EXERCISE DESCRIPTION
Reproduce each line from the records that holds "time".
:::
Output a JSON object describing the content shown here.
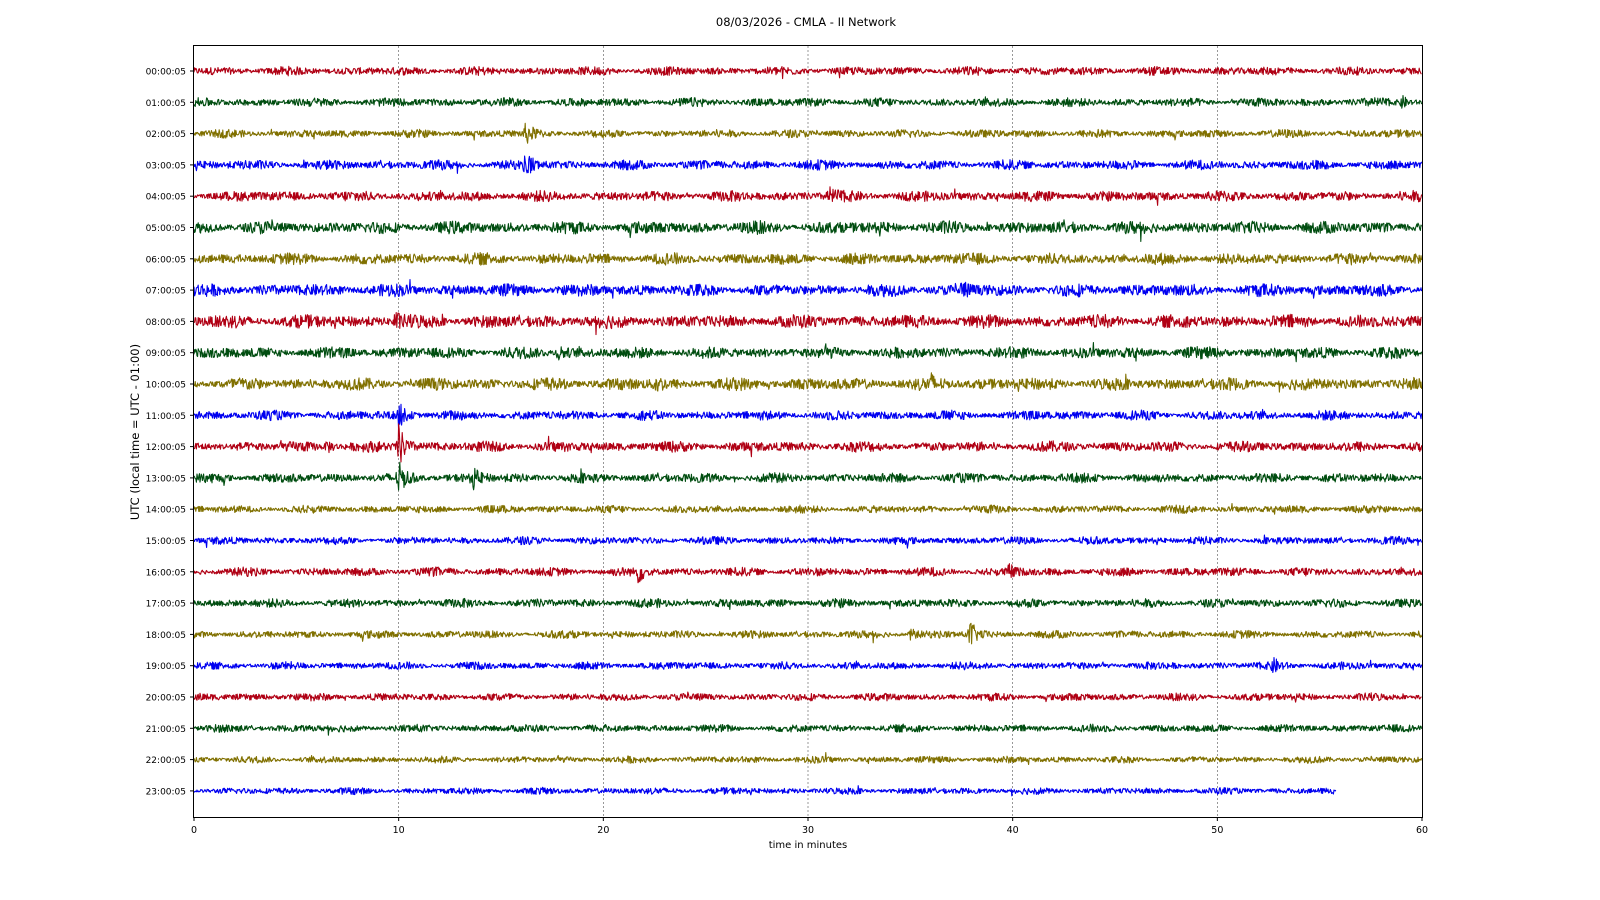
{
  "chart_data": {
    "type": "line",
    "title": "08/03/2026 - CMLA - II Network",
    "xlabel": "time in minutes",
    "ylabel": "UTC (local time = UTC - 01:00)",
    "xlim": [
      0,
      60
    ],
    "x_ticks": [
      "0",
      "10",
      "20",
      "30",
      "40",
      "50",
      "60"
    ],
    "grid": "vertical",
    "series_colors": [
      "#b00014",
      "#004d10",
      "#807000",
      "#0000f0"
    ],
    "rows": [
      {
        "label": "00:00:05",
        "amp": 0.45,
        "end": 60,
        "events": []
      },
      {
        "label": "01:00:05",
        "amp": 0.45,
        "end": 60,
        "events": [
          {
            "t": 59,
            "a": 0.8
          }
        ]
      },
      {
        "label": "02:00:05",
        "amp": 0.42,
        "end": 60,
        "events": [
          {
            "t": 16.2,
            "a": 1.2
          }
        ]
      },
      {
        "label": "03:00:05",
        "amp": 0.5,
        "end": 60,
        "events": [
          {
            "t": 16.2,
            "a": 1.8
          }
        ]
      },
      {
        "label": "04:00:05",
        "amp": 0.55,
        "end": 60,
        "events": [
          {
            "t": 31,
            "a": 0.9
          }
        ]
      },
      {
        "label": "05:00:05",
        "amp": 0.65,
        "end": 60,
        "events": []
      },
      {
        "label": "06:00:05",
        "amp": 0.6,
        "end": 60,
        "events": []
      },
      {
        "label": "07:00:05",
        "amp": 0.65,
        "end": 60,
        "events": [
          {
            "t": 37.5,
            "a": 0.9
          }
        ]
      },
      {
        "label": "08:00:05",
        "amp": 0.7,
        "end": 60,
        "events": [
          {
            "t": 9.8,
            "a": 1.0
          }
        ]
      },
      {
        "label": "09:00:05",
        "amp": 0.6,
        "end": 60,
        "events": [
          {
            "t": 17.8,
            "a": 0.9
          }
        ]
      },
      {
        "label": "10:00:05",
        "amp": 0.65,
        "end": 60,
        "events": [
          {
            "t": 22.5,
            "a": 0.9
          },
          {
            "t": 36,
            "a": 0.8
          }
        ]
      },
      {
        "label": "11:00:05",
        "amp": 0.5,
        "end": 60,
        "events": [
          {
            "t": 10,
            "a": 1.4
          }
        ]
      },
      {
        "label": "12:00:05",
        "amp": 0.55,
        "end": 60,
        "events": [
          {
            "t": 10,
            "a": 2.6
          },
          {
            "t": 6.5,
            "a": 0.8
          }
        ]
      },
      {
        "label": "13:00:05",
        "amp": 0.5,
        "end": 60,
        "events": [
          {
            "t": 13.6,
            "a": 1.1
          },
          {
            "t": 10,
            "a": 1.6
          }
        ]
      },
      {
        "label": "14:00:05",
        "amp": 0.4,
        "end": 60,
        "events": []
      },
      {
        "label": "15:00:05",
        "amp": 0.4,
        "end": 60,
        "events": []
      },
      {
        "label": "16:00:05",
        "amp": 0.45,
        "end": 60,
        "events": [
          {
            "t": 21.7,
            "a": 1.2
          },
          {
            "t": 39.8,
            "a": 0.8
          }
        ]
      },
      {
        "label": "17:00:05",
        "amp": 0.45,
        "end": 60,
        "events": []
      },
      {
        "label": "18:00:05",
        "amp": 0.4,
        "end": 60,
        "events": [
          {
            "t": 37.9,
            "a": 1.8
          },
          {
            "t": 35,
            "a": 0.7
          }
        ]
      },
      {
        "label": "19:00:05",
        "amp": 0.4,
        "end": 60,
        "events": [
          {
            "t": 52.7,
            "a": 0.7
          }
        ]
      },
      {
        "label": "20:00:05",
        "amp": 0.4,
        "end": 60,
        "events": []
      },
      {
        "label": "21:00:05",
        "amp": 0.4,
        "end": 60,
        "events": []
      },
      {
        "label": "22:00:05",
        "amp": 0.35,
        "end": 60,
        "events": []
      },
      {
        "label": "23:00:05",
        "amp": 0.35,
        "end": 55.8,
        "events": []
      }
    ]
  }
}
:::
EXERCISE RESPONSE
    "xlabel": "time in minutes",
    "ylabel": "UTC (local time = UTC - 01:00)",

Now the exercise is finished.